__THE PROBLEM__.
What is the number of lines containing the word "ishlab"? Give that number alone.
-- start DATASET EXCERPTS --
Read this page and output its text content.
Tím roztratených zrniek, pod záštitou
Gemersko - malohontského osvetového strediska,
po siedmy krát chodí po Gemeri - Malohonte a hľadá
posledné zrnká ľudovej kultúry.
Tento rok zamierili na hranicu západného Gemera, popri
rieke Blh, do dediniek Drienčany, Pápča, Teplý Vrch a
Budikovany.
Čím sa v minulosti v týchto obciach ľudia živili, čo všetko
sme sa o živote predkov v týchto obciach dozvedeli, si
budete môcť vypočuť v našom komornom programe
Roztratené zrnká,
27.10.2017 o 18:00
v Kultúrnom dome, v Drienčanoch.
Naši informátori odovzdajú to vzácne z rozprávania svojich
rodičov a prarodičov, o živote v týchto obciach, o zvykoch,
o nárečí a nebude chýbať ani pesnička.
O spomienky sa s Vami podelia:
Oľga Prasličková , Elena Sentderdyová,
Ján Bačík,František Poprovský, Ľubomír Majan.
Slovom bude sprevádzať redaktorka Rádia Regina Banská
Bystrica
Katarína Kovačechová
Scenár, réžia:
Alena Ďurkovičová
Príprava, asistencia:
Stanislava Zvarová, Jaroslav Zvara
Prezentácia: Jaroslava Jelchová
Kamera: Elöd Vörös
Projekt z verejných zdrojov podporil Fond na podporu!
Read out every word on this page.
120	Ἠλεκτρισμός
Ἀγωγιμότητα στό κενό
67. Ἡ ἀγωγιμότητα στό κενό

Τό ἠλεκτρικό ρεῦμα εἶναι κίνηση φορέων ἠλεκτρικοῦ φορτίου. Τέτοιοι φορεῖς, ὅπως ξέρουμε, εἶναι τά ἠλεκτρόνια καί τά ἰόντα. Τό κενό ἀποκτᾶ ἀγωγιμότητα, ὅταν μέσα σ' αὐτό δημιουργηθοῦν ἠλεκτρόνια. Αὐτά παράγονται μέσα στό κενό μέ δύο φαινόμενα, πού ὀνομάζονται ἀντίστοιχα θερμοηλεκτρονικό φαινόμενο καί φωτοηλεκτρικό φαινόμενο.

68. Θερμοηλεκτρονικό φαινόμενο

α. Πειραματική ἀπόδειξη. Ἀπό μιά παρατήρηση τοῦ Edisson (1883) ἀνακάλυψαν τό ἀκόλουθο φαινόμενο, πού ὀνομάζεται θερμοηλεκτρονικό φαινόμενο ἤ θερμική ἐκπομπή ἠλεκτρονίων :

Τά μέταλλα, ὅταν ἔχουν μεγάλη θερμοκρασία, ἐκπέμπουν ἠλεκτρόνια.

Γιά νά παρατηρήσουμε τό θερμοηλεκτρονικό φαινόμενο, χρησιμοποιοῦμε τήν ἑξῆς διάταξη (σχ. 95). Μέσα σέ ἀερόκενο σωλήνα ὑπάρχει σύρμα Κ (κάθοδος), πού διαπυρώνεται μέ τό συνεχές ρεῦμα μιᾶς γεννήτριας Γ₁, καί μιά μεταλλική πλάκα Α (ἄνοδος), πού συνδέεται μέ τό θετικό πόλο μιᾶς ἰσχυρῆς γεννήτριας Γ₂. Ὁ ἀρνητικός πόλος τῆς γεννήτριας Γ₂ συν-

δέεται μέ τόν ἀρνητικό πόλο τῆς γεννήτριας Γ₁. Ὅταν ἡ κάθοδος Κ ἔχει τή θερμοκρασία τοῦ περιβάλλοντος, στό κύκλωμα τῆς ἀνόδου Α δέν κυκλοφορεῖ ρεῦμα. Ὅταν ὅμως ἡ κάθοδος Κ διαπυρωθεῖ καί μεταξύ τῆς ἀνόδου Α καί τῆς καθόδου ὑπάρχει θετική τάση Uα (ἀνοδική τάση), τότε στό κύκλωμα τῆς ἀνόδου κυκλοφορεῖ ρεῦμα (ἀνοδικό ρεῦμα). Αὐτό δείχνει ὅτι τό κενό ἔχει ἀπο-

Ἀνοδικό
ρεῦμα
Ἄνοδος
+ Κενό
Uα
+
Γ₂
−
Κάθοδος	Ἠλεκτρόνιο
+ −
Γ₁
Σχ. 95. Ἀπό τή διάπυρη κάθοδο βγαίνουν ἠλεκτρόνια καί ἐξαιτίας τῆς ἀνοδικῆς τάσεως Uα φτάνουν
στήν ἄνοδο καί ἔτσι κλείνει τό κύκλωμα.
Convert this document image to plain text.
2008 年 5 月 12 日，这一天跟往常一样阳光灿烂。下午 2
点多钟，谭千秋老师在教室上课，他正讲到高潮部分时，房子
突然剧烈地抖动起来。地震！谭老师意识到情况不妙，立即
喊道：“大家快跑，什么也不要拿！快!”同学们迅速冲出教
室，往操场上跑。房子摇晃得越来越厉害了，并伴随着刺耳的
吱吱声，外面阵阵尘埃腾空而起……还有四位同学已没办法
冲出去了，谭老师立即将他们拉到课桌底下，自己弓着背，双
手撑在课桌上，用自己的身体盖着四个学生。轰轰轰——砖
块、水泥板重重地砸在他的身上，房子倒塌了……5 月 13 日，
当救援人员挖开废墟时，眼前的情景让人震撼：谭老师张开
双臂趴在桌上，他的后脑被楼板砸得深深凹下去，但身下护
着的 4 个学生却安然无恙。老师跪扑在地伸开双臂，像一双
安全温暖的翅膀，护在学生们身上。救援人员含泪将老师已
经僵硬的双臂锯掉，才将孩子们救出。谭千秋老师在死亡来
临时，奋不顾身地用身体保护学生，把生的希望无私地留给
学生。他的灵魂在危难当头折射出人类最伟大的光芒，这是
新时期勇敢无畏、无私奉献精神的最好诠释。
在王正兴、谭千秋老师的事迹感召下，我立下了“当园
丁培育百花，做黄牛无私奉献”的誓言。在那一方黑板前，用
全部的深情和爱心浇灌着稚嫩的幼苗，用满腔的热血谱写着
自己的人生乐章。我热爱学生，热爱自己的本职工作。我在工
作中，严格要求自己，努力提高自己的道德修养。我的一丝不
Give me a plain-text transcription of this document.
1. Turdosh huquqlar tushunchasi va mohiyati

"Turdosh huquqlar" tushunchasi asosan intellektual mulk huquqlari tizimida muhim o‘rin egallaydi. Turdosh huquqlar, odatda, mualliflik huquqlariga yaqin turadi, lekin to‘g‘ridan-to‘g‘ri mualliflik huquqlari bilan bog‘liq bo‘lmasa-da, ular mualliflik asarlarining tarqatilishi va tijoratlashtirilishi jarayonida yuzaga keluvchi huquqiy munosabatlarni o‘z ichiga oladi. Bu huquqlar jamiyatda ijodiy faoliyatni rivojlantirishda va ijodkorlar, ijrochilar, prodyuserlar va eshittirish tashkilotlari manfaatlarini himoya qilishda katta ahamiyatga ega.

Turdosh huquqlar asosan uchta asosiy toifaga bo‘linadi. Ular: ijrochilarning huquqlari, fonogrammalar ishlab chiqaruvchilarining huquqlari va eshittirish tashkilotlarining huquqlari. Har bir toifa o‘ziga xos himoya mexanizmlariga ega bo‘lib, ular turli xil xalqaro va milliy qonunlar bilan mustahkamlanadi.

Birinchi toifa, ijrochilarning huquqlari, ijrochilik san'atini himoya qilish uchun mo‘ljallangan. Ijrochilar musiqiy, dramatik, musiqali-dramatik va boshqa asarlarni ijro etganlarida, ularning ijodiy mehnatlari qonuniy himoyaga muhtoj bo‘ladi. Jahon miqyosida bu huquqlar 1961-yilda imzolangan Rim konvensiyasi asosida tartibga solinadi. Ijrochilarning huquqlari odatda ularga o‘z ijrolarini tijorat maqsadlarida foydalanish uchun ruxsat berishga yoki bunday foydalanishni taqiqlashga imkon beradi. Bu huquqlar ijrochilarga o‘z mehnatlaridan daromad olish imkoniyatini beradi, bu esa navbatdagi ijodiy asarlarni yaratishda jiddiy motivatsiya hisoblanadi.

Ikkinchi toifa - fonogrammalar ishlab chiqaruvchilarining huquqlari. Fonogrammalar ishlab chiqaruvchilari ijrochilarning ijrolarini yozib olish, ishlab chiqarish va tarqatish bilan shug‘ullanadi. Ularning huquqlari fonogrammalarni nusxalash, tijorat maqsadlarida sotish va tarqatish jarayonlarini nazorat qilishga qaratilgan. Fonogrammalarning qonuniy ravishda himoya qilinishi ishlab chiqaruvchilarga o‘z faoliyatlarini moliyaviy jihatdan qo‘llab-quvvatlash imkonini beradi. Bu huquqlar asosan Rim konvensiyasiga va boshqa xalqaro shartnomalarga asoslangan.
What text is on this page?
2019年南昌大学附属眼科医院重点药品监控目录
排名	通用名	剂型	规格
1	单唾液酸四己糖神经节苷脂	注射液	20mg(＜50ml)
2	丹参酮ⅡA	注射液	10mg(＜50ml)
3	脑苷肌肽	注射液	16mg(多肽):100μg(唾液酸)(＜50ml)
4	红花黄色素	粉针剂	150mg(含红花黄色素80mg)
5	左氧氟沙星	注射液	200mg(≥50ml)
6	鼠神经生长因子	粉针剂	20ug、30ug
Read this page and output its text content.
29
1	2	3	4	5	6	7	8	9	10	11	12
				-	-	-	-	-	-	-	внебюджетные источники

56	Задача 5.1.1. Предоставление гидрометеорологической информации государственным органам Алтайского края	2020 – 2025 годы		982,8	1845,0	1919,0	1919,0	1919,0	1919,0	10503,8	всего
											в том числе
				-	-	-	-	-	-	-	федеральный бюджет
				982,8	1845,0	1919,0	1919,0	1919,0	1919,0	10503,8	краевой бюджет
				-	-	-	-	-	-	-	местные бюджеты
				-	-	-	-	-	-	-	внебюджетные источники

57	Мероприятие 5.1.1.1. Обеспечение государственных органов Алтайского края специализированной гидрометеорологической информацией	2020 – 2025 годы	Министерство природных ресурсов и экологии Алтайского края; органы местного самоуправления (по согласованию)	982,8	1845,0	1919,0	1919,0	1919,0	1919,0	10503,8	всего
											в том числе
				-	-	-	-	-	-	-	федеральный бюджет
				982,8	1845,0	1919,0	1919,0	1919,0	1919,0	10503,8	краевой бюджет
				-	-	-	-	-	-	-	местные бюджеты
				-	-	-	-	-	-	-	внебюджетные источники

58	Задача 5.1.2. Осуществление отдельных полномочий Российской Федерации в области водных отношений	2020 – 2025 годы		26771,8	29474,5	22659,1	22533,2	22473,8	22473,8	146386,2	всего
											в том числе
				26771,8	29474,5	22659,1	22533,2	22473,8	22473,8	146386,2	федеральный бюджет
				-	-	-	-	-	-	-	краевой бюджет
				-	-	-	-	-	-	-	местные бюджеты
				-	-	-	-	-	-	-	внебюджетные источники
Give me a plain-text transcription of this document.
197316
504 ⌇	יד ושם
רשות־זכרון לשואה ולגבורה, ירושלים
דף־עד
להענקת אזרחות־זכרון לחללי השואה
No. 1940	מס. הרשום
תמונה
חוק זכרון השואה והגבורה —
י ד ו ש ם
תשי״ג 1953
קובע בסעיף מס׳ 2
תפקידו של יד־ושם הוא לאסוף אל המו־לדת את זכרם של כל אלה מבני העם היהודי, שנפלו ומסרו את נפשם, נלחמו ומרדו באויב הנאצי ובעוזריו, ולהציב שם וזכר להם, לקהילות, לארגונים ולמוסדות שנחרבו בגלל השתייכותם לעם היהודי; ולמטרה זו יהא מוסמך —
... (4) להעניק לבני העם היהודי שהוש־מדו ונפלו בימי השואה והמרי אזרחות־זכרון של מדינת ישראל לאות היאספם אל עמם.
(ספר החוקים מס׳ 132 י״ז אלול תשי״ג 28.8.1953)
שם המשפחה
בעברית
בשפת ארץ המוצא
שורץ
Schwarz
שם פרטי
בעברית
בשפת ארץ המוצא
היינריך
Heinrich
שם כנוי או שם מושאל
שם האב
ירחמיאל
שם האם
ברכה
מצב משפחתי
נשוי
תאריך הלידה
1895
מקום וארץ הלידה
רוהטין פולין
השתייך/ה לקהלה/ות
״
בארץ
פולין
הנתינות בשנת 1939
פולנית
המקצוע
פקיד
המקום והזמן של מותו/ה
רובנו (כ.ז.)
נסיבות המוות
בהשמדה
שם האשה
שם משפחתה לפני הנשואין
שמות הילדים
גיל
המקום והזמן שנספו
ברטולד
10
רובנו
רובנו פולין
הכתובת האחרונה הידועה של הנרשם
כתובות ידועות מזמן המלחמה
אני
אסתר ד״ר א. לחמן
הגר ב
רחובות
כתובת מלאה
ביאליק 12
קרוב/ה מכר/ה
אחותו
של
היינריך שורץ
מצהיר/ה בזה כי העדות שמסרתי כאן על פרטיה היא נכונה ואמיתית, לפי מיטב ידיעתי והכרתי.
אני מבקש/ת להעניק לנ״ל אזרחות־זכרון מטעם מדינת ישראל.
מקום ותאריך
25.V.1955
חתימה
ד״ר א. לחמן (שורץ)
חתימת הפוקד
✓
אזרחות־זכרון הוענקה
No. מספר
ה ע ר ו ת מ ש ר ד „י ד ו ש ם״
-- end DATASET EXCERPTS --
__THE REPLY__.
2